►

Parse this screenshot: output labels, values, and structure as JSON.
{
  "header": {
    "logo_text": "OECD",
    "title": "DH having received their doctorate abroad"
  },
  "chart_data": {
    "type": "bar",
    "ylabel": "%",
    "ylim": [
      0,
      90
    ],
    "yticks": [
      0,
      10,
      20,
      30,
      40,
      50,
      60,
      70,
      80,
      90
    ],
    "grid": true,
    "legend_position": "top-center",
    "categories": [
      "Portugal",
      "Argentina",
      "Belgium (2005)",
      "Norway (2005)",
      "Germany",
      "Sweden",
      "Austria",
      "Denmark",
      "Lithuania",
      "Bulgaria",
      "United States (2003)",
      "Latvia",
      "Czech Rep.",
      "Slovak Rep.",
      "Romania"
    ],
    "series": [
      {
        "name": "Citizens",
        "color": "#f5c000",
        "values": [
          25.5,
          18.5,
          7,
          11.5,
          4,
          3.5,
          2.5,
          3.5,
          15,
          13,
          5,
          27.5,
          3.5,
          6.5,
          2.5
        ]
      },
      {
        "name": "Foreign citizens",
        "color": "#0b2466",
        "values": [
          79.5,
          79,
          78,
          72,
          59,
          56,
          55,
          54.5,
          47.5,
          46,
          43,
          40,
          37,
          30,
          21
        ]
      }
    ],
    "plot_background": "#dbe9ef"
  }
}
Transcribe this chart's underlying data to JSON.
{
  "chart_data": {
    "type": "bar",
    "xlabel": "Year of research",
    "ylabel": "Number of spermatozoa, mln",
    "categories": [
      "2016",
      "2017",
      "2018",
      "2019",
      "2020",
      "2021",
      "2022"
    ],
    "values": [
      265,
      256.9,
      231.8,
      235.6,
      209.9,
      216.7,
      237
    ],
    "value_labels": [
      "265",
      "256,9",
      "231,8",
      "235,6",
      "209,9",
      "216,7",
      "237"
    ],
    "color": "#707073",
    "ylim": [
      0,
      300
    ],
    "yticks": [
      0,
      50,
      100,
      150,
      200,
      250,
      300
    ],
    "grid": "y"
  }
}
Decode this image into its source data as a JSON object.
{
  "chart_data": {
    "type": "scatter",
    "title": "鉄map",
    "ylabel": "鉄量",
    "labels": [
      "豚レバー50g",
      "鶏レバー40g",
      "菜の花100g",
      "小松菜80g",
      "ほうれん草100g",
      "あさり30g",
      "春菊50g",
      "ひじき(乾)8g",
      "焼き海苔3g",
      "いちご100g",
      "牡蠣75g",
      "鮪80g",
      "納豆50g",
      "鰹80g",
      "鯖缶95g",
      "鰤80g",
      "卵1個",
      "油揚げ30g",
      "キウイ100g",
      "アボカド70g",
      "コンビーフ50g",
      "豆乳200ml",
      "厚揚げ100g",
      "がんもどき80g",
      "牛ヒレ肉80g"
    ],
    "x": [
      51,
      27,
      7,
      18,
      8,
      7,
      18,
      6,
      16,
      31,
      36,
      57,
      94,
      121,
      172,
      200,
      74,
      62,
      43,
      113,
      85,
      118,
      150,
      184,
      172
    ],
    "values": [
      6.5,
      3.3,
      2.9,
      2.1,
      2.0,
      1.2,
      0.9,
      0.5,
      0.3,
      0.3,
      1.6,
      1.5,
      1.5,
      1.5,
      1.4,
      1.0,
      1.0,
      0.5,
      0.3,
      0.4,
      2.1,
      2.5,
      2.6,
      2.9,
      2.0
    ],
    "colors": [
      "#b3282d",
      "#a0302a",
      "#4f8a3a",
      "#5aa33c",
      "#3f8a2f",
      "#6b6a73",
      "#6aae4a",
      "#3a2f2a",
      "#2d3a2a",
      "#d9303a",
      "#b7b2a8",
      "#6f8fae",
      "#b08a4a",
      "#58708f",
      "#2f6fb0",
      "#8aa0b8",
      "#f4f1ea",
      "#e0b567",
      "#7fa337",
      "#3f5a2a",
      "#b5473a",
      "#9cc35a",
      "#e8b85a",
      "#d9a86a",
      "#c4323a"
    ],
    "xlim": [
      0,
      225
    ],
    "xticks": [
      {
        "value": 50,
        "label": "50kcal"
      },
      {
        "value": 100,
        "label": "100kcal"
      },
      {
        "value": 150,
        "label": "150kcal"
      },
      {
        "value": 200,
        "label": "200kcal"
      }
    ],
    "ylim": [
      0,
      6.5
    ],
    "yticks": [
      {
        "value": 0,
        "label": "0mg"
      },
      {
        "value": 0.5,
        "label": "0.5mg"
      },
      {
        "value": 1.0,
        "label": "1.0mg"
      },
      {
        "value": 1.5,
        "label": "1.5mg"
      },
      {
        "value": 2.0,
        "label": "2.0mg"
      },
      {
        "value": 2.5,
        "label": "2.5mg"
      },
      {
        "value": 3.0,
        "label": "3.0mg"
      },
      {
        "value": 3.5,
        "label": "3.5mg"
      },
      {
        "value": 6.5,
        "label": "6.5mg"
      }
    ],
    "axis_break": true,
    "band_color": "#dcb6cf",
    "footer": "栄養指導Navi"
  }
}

◄

▸ Task description
Restate every entry word for word.

▸ Solution to this problem
Parse this screenshot: output labels, values, and structure as JSON.
{
  "header": {
    "logo_text": "OECD",
    "title": "DH having received their doctorate abroad"
  },
  "chart_data": {
    "type": "bar",
    "ylabel": "%",
    "ylim": [
      0,
      90
    ],
    "yticks": [
      0,
      10,
      20,
      30,
      40,
      50,
      60,
      70,
      80,
      90
    ],
    "grid": true,
    "legend_position": "top-center",
    "categories": [
      "Portugal",
      "Argentina",
      "Belgium (2005)",
      "Norway (2005)",
      "Germany",
      "Sweden",
      "Austria",
      "Denmark",
      "Lithuania",
      "Bulgaria",
      "United States (2003)",
      "Latvia",
      "Czech Rep.",
      "Slovak Rep.",
      "Romania"
    ],
    "series": [
      {
        "name": "Citizens",
        "color": "#f5c000",
        "values": [
          25.5,
          18.5,
          7,
          11.5,
          4,
          3.5,
          2.5,
          3.5,
          15,
          13,
          5,
          27.5,
          3.5,
          6.5,
          2.5
        ]
      },
      {
        "name": "Foreign citizens",
        "color": "#0b2466",
        "values": [
          79.5,
          79,
          78,
          72,
          59,
          56,
          55,
          54.5,
          47.5,
          46,
          43,
          40,
          37,
          30,
          21
        ]
      }
    ],
    "plot_background": "#dbe9ef"
  }
}
Transcribe this chart's underlying data to JSON.
{
  "chart_data": {
    "type": "bar",
    "xlabel": "Year of research",
    "ylabel": "Number of spermatozoa, mln",
    "categories": [
      "2016",
      "2017",
      "2018",
      "2019",
      "2020",
      "2021",
      "2022"
    ],
    "values": [
      265,
      256.9,
      231.8,
      235.6,
      209.9,
      216.7,
      237
    ],
    "value_labels": [
      "265",
      "256,9",
      "231,8",
      "235,6",
      "209,9",
      "216,7",
      "237"
    ],
    "color": "#707073",
    "ylim": [
      0,
      300
    ],
    "yticks": [
      0,
      50,
      100,
      150,
      200,
      250,
      300
    ],
    "grid": "y"
  }
}
Decode this image into its source data as a JSON object.
{
  "chart_data": {
    "type": "scatter",
    "title": "鉄map",
    "ylabel": "鉄量",
    "labels": [
      "豚レバー50g",
      "鶏レバー40g",
      "菜の花100g",
      "小松菜80g",
      "ほうれん草100g",
      "あさり30g",
      "春菊50g",
      "ひじき(乾)8g",
      "焼き海苔3g",
      "いちご100g",
      "牡蠣75g",
      "鮪80g",
      "納豆50g",
      "鰹80g",
      "鯖缶95g",
      "鰤80g",
      "卵1個",
      "油揚げ30g",
      "キウイ100g",
      "アボカド70g",
      "コンビーフ50g",
      "豆乳200ml",
      "厚揚げ100g",
      "がんもどき80g",
      "牛ヒレ肉80g"
    ],
    "x": [
      51,
      27,
      7,
      18,
      8,
      7,
      18,
      6,
      16,
      31,
      36,
      57,
      94,
      121,
      172,
      200,
      74,
      62,
      43,
      113,
      85,
      118,
      150,
      184,
      172
    ],
    "values": [
      6.5,
      3.3,
      2.9,
      2.1,
      2.0,
      1.2,
      0.9,
      0.5,
      0.3,
      0.3,
      1.6,
      1.5,
      1.5,
      1.5,
      1.4,
      1.0,
      1.0,
      0.5,
      0.3,
      0.4,
      2.1,
      2.5,
      2.6,
      2.9,
      2.0
    ],
    "colors": [
      "#b3282d",
      "#a0302a",
      "#4f8a3a",
      "#5aa33c",
      "#3f8a2f",
      "#6b6a73",
      "#6aae4a",
      "#3a2f2a",
      "#2d3a2a",
      "#d9303a",
      "#b7b2a8",
      "#6f8fae",
      "#b08a4a",
      "#58708f",
      "#2f6fb0",
      "#8aa0b8",
      "#f4f1ea",
      "#e0b567",
      "#7fa337",
      "#3f5a2a",
      "#b5473a",
      "#9cc35a",
      "#e8b85a",
      "#d9a86a",
      "#c4323a"
    ],
    "xlim": [
      0,
      225
    ],
    "xticks": [
      {
        "value": 50,
        "label": "50kcal"
      },
      {
        "value": 100,
        "label": "100kcal"
      },
      {
        "value": 150,
        "label": "150kcal"
      },
      {
        "value": 200,
        "label": "200kcal"
      }
    ],
    "ylim": [
      0,
      6.5
    ],
    "yticks": [
      {
        "value": 0,
        "label": "0mg"
      },
      {
        "value": 0.5,
        "label": "0.5mg"
      },
      {
        "value": 1.0,
        "label": "1.0mg"
      },
      {
        "value": 1.5,
        "label": "1.5mg"
      },
      {
        "value": 2.0,
        "label": "2.0mg"
      },
      {
        "value": 2.5,
        "label": "2.5mg"
      },
      {
        "value": 3.0,
        "label": "3.0mg"
      },
      {
        "value": 3.5,
        "label": "3.5mg"
      },
      {
        "value": 6.5,
        "label": "6.5mg"
      }
    ],
    "axis_break": true,
    "band_color": "#dcb6cf",
    "footer": "栄養指導Navi"
  }
}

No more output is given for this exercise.